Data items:
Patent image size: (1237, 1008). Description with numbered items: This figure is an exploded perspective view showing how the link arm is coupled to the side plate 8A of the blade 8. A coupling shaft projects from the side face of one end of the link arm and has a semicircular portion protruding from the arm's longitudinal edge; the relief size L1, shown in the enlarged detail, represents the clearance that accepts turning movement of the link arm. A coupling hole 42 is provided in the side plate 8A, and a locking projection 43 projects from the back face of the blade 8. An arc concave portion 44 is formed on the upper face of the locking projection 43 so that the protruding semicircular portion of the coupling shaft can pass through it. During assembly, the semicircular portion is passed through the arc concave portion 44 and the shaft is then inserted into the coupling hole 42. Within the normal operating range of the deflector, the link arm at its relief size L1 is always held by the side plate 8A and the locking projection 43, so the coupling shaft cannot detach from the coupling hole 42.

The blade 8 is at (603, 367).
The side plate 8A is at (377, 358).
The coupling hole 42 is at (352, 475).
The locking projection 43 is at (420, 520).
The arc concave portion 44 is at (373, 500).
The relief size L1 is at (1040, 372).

■ **TASK DETAILS**: Rewrite every line of the items above as a Markdown table with a Row column holding a running number and a Line column holding that line's text, leaving out blank lines.

■ **REPLY**:
| Row | Line |
|---|---|
| 1 | Patent image size: (1237, 1008). Description with numbered items: This figure is an exploded perspective view showing how the link arm is coupled to the side plate 8A of the blade 8. A coupling shaft projects from the side face of one end of the link arm and has a semicircular portion protruding from the arm's longitudinal edge; the relief size L1, shown in the enlarged detail, represents the clearance that accepts turning movement of the link arm. A coupling hole 42 is provided in the side plate 8A, and a locking projection 43 projects from the back face of the blade 8. An arc concave portion 44 is formed on the upper face of the locking projection 43 so that the protruding semicircular portion of the coupling shaft can pass through it. During assembly, the semicircular portion is passed through the arc concave portion 44 and the shaft is then inserted into the coupling hole 42. Within the normal operating range of the deflector, the link arm at its relief size L1 is always held by the side plate 8A and the locking projection 43, so the coupling shaft cannot detach from the coupling hole 42. |
| 2 | The blade 8 is at (603, 367). |
| 3 | The side plate 8A is at (377, 358). |
| 4 | The coupling hole 42 is at (352, 475). |
| 5 | The locking projection 43 is at (420, 520). |
| 6 | The arc concave portion 44 is at (373, 500). |
| 7 | The relief size L1 is at (1040, 372). |